Problem:
Answer with a single number: the count of lines that include the string "marker".

Records
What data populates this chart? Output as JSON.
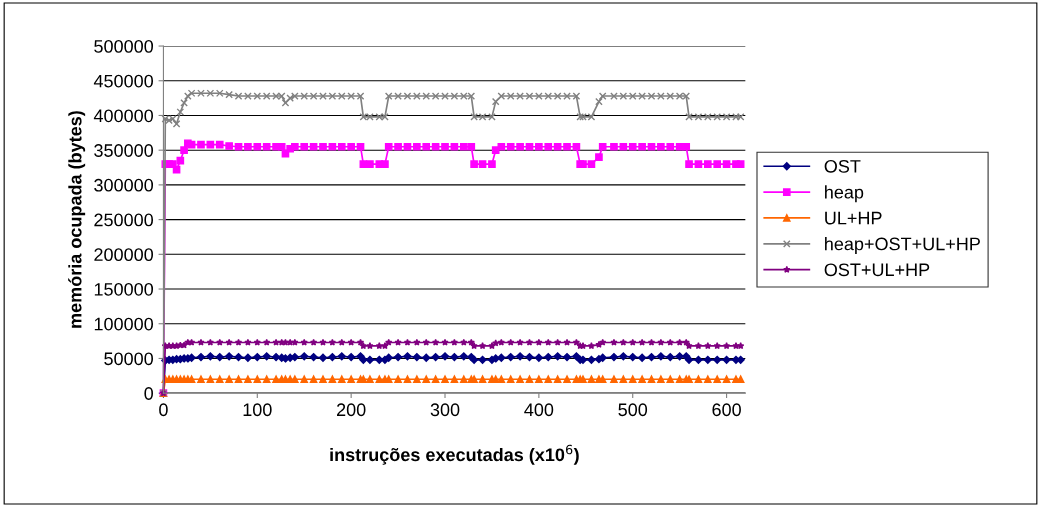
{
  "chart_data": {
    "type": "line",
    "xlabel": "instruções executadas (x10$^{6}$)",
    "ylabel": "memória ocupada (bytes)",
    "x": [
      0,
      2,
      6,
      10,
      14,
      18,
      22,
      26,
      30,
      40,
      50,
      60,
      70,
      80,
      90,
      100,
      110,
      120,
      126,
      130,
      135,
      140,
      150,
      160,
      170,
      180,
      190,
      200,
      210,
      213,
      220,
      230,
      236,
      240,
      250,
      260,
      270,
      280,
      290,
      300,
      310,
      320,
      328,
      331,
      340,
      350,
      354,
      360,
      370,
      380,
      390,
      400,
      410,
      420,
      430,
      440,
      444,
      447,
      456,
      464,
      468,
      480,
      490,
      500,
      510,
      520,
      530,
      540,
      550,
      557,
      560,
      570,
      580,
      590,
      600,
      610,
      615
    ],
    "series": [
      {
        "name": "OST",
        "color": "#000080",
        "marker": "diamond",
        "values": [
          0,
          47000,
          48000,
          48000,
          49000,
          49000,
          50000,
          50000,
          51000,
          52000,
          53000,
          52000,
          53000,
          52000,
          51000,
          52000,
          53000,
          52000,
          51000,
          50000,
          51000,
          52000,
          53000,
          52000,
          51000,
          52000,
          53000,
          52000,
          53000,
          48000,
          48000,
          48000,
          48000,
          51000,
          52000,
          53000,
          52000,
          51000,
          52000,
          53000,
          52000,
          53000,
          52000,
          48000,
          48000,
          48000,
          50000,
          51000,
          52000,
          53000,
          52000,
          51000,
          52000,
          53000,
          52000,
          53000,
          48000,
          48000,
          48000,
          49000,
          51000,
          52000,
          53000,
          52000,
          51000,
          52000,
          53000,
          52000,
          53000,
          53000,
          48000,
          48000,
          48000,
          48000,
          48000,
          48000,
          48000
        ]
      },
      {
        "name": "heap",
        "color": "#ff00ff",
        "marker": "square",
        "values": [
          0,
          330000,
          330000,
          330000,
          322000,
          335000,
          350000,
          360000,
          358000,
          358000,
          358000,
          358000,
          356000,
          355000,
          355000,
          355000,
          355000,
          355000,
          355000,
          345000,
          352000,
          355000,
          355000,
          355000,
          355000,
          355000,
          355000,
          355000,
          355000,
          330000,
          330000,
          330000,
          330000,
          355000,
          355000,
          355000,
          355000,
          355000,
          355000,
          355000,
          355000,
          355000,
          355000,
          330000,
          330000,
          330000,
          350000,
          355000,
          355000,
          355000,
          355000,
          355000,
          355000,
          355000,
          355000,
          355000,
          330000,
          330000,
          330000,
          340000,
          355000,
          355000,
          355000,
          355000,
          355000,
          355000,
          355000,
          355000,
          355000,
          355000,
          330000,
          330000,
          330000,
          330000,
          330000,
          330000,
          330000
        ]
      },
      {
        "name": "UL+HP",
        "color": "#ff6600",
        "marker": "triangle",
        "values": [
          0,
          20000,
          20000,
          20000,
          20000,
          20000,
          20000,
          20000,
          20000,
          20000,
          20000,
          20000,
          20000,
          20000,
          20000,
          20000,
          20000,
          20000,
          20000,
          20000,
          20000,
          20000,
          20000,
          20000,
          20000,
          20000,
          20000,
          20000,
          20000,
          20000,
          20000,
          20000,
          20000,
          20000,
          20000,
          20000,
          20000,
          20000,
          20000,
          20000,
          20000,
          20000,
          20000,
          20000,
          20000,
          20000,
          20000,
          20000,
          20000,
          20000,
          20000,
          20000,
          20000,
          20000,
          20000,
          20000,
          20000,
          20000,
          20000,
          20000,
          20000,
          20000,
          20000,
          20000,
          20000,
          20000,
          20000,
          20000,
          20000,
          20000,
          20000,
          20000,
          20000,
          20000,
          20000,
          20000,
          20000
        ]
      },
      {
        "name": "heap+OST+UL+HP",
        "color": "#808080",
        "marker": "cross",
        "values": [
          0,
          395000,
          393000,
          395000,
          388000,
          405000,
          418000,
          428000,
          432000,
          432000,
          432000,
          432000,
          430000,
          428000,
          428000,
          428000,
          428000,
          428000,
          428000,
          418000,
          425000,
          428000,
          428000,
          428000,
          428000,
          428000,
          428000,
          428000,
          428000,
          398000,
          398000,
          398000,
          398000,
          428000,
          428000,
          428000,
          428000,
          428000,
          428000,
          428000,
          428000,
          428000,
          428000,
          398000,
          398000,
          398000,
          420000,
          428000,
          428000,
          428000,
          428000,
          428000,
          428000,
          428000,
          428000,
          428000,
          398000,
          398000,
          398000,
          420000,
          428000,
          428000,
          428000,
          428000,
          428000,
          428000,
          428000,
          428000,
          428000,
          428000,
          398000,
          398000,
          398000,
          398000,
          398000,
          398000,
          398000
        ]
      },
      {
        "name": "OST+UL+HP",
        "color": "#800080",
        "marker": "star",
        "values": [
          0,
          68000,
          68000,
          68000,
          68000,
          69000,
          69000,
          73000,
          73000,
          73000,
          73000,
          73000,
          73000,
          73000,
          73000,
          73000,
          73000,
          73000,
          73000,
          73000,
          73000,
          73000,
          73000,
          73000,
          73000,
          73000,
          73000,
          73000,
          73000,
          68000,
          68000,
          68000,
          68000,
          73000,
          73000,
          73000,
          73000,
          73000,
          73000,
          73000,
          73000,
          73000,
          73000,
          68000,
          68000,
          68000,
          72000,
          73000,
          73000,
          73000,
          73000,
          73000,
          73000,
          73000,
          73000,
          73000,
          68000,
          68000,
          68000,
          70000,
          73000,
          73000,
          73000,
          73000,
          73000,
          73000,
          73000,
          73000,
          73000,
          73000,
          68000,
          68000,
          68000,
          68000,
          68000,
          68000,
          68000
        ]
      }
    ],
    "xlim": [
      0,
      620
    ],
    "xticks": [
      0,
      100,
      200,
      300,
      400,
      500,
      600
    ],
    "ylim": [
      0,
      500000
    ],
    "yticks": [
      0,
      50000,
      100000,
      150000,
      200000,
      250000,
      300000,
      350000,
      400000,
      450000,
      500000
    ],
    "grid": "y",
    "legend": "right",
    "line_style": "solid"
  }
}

Result of the task:
5